STATED EXERCISE. Omit any picture, and return the remaining data exactly as written.

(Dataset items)
------------------------------------------------------------------------

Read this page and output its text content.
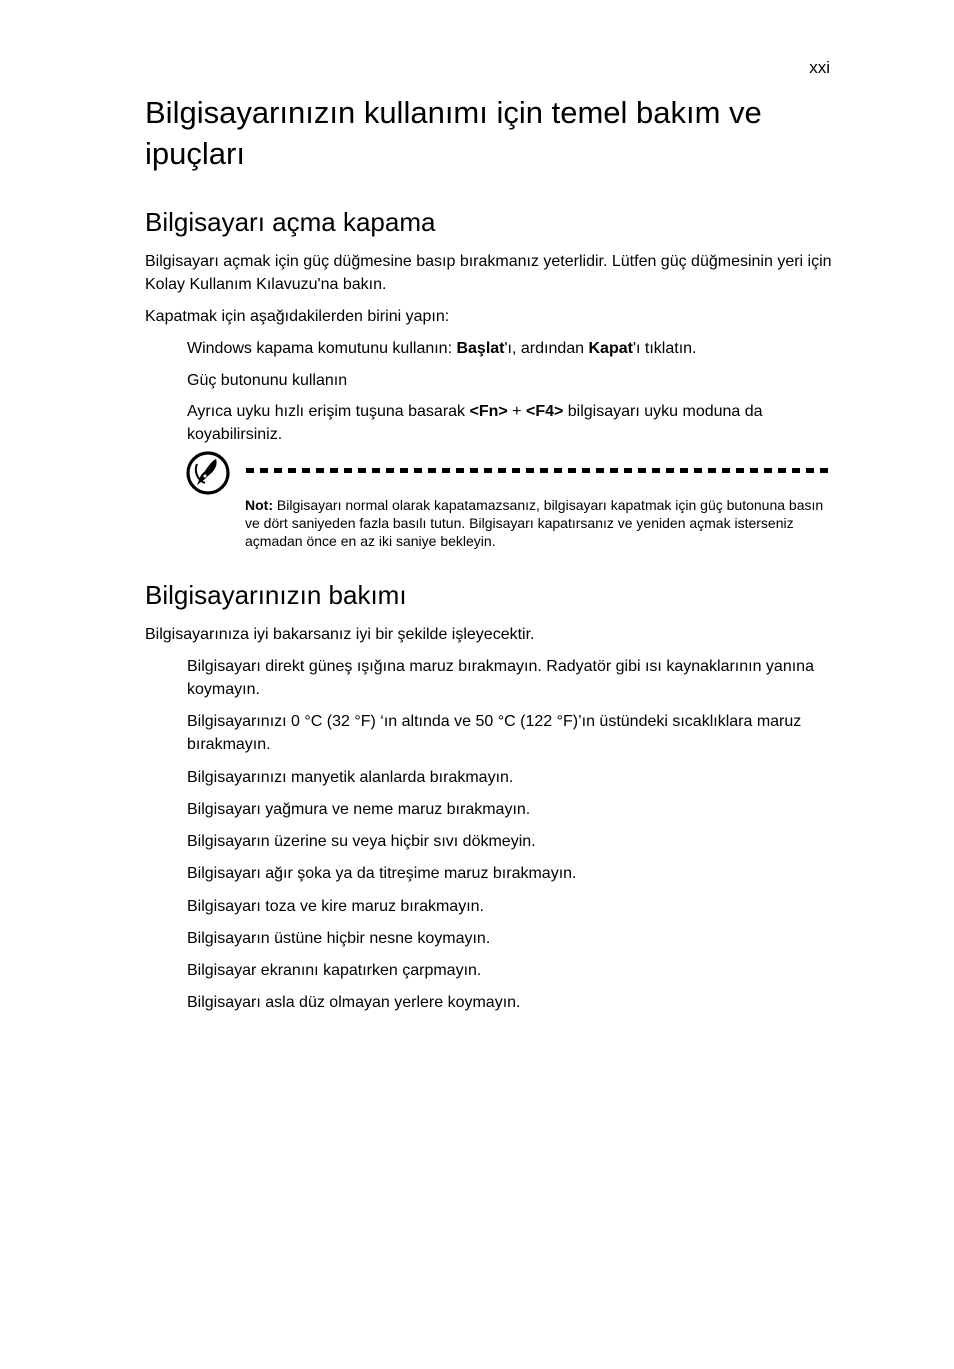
xxi
Bilgisayarınızın kullanımı için temel bakım ve ipuçları
Bilgisayarı açma kapama

Bilgisayarı açmak için güç düğmesine basıp bırakmanız yeterlidir. Lütfen güç düğmesinin yeri için Kolay Kullanım Kılavuzu'na bakın.

Kapatmak için aşağıdakilerden birini yapın:

Windows kapama komutunu kullanın: Başlat'ı, ardından Kapat'ı tıklatın.

Güç butonunu kullanın

Ayrıca uyku hızlı erişim tuşuna basarak <Fn> + <F4> bilgisayarı uyku moduna da koyabilirsiniz.

Not: Bilgisayarı normal olarak kapatamazsanız, bilgisayarı kapatmak için güç butonuna basın ve dört saniyeden fazla basılı tutun. Bilgisayarı kapatırsanız ve yeniden açmak isterseniz açmadan önce en az iki saniye bekleyin.

Bilgisayarınızın bakımı

Bilgisayarınıza iyi bakarsanız iyi bir şekilde işleyecektir.

Bilgisayarı direkt güneş ışığına maruz bırakmayın. Radyatör gibi ısı kaynaklarının yanına koymayın.

Bilgisayarınızı 0 °C (32 °F) ‘ın altında ve 50 °C (122 °F)’ın üstündeki sıcaklıklara maruz bırakmayın.

Bilgisayarınızı manyetik alanlarda bırakmayın.

Bilgisayarı yağmura ve neme maruz bırakmayın.

Bilgisayarın üzerine su veya hiçbir sıvı dökmeyin.

Bilgisayarı ağır şoka ya da titreşime maruz bırakmayın.

Bilgisayarı toza ve kire maruz bırakmayın.

Bilgisayarın üstüne hiçbir nesne koymayın.

Bilgisayar ekranını kapatırken çarpmayın.

Bilgisayarı asla düz olmayan yerlere koymayın.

------------------------------------------------------------------------

SOLVED EXERCISE.
Read this page and output its text content.
xxi
Bilgisayarınızın kullanımı için temel bakım ve ipuçları
Bilgisayarı açma kapama

Bilgisayarı açmak için güç düğmesine basıp bırakmanız yeterlidir. Lütfen güç düğmesinin yeri için Kolay Kullanım Kılavuzu'na bakın.

Kapatmak için aşağıdakilerden birini yapın:

Windows kapama komutunu kullanın: Başlat'ı, ardından Kapat'ı tıklatın.

Güç butonunu kullanın

Ayrıca uyku hızlı erişim tuşuna basarak <Fn> + <F4> bilgisayarı uyku moduna da koyabilirsiniz.

Not: Bilgisayarı normal olarak kapatamazsanız, bilgisayarı kapatmak için güç butonuna basın ve dört saniyeden fazla basılı tutun. Bilgisayarı kapatırsanız ve yeniden açmak isterseniz açmadan önce en az iki saniye bekleyin.

Bilgisayarınızın bakımı

Bilgisayarınıza iyi bakarsanız iyi bir şekilde işleyecektir.

Bilgisayarı direkt güneş ışığına maruz bırakmayın. Radyatör gibi ısı kaynaklarının yanına koymayın.

Bilgisayarınızı 0 °C (32 °F) ‘ın altında ve 50 °C (122 °F)’ın üstündeki sıcaklıklara maruz bırakmayın.

Bilgisayarınızı manyetik alanlarda bırakmayın.

Bilgisayarı yağmura ve neme maruz bırakmayın.

Bilgisayarın üzerine su veya hiçbir sıvı dökmeyin.

Bilgisayarı ağır şoka ya da titreşime maruz bırakmayın.

Bilgisayarı toza ve kire maruz bırakmayın.

Bilgisayarın üstüne hiçbir nesne koymayın.

Bilgisayar ekranını kapatırken çarpmayın.

Bilgisayarı asla düz olmayan yerlere koymayın.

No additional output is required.